[Begin]

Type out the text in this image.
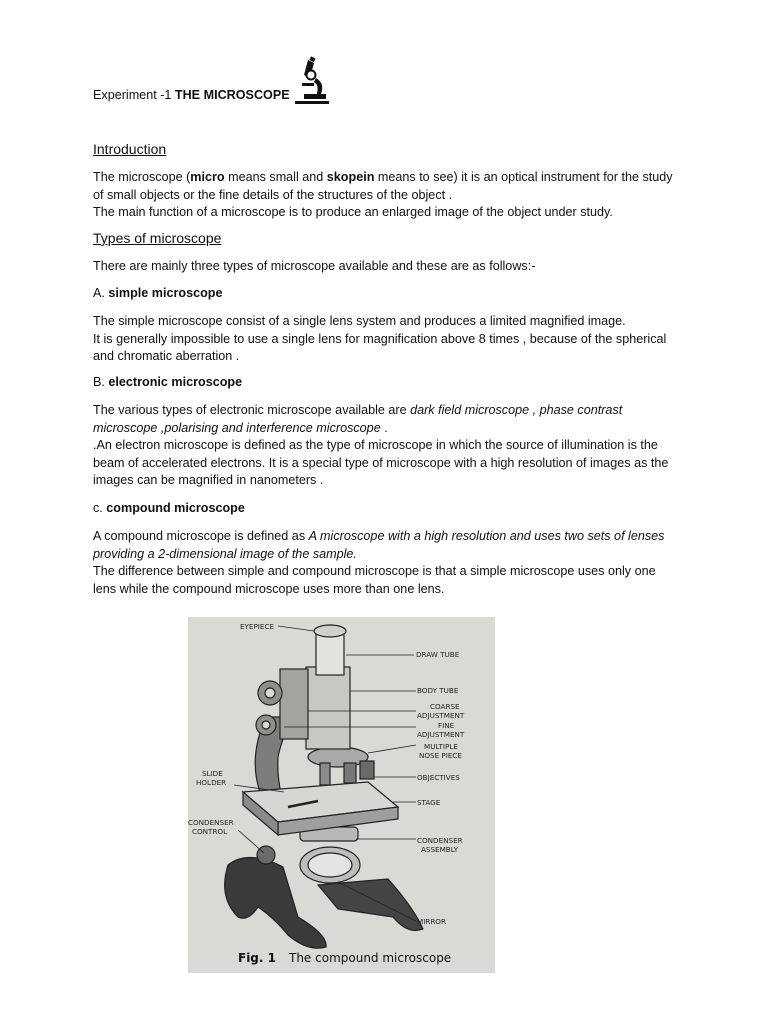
Experiment -1 THE MICROSCOPE
Introduction

The microscope (micro means small and skopein means to see) it is an optical instrument for the study of small objects or the fine details of the structures of the object .
The main function of a microscope is to produce an enlarged image of the object under study.

Types of microscope

There are mainly three types of microscope available and these are as follows:-

A. simple microscope

The simple microscope consist of a single lens system and produces a limited magnified image.
It is generally impossible to use a single lens for magnification above 8 times , because of the spherical and chromatic aberration .

B. electronic microscope

The various types of electronic microscope available are dark field microscope , phase contrast microscope ,polarising and interference microscope .
.An electron microscope is defined as the type of microscope in which the source of illumination is the beam of accelerated electrons. It is a special type of microscope with a high resolution of images as the images can be magnified in nanometers .

c. compound microscope

A compound microscope is defined as A microscope with a high resolution and uses two sets of lenses providing a 2-dimensional image of the sample.
The difference between simple and compound microscope is that a simple microscope uses only one lens while the compound microscope uses more than one lens.

EYEPIECE
DRAW TUBE
BODY TUBE
COARSE
ADJUSTMENT
FINE
ADJUSTMENT
MULTIPLE
NOSE PIECE
OBJECTIVES
STAGE
SLIDE
HOLDER
CONDENSER
CONTROL
CONDENSER
ASSEMBLY
MIRROR
Fig. 1 The compound microscope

[End]

» **AIM**
Skip the pictures and print each record exactly as it stands.

» **WRITTEN SOLUTION**
Type out the text in this image.
Experiment -1 THE MICROSCOPE
Introduction

The microscope (micro means small and skopein means to see) it is an optical instrument for the study of small objects or the fine details of the structures of the object .
The main function of a microscope is to produce an enlarged image of the object under study.

Types of microscope

There are mainly three types of microscope available and these are as follows:-

A. simple microscope

The simple microscope consist of a single lens system and produces a limited magnified image.
It is generally impossible to use a single lens for magnification above 8 times , because of the spherical and chromatic aberration .

B. electronic microscope

The various types of electronic microscope available are dark field microscope , phase contrast microscope ,polarising and interference microscope .
.An electron microscope is defined as the type of microscope in which the source of illumination is the beam of accelerated electrons. It is a special type of microscope with a high resolution of images as the images can be magnified in nanometers .

c. compound microscope

A compound microscope is defined as A microscope with a high resolution and uses two sets of lenses providing a 2-dimensional image of the sample.
The difference between simple and compound microscope is that a simple microscope uses only one lens while the compound microscope uses more than one lens.

EYEPIECE
DRAW TUBE
BODY TUBE
COARSE
ADJUSTMENT
FINE
ADJUSTMENT
MULTIPLE
NOSE PIECE
OBJECTIVES
STAGE
SLIDE
HOLDER
CONDENSER
CONTROL
CONDENSER
ASSEMBLY
MIRROR
Fig. 1 The compound microscope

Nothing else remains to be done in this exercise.